▶ [Supplied data]:
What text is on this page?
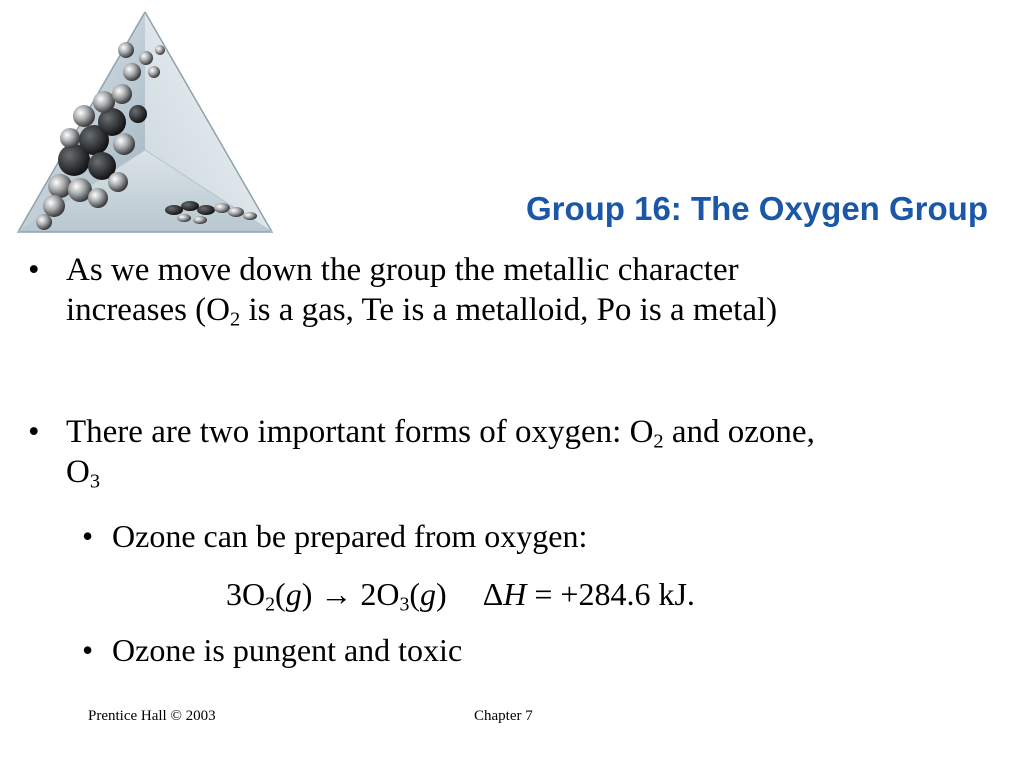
Group 16: The Oxygen Group
• As we move down the group the metallic character
increases ($O_2$ is a gas, Te is a metalloid, Po is a metal)
• There are two important forms of oxygen: $O_2$ and ozone,
$O_3$
• Ozone can be prepared from oxygen:
$3O_2(g) \to 2O_3(g) \Delta H = +284.6$ kJ.
• Ozone is pungent and toxic
Prentice Hall © 2003	Chapter 7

▶ [Exercise goal]: Copy the material exactly. Do not include the pictures.

▶ [The answer]:
What text is on this page?
Group 16: The Oxygen Group
• As we move down the group the metallic character
increases ($O_2$ is a gas, Te is a metalloid, Po is a metal)
• There are two important forms of oxygen: $O_2$ and ozone,
$O_3$
• Ozone can be prepared from oxygen:
$3O_2(g) \to 2O_3(g) \Delta H = +284.6$ kJ.
• Ozone is pungent and toxic
Prentice Hall © 2003	Chapter 7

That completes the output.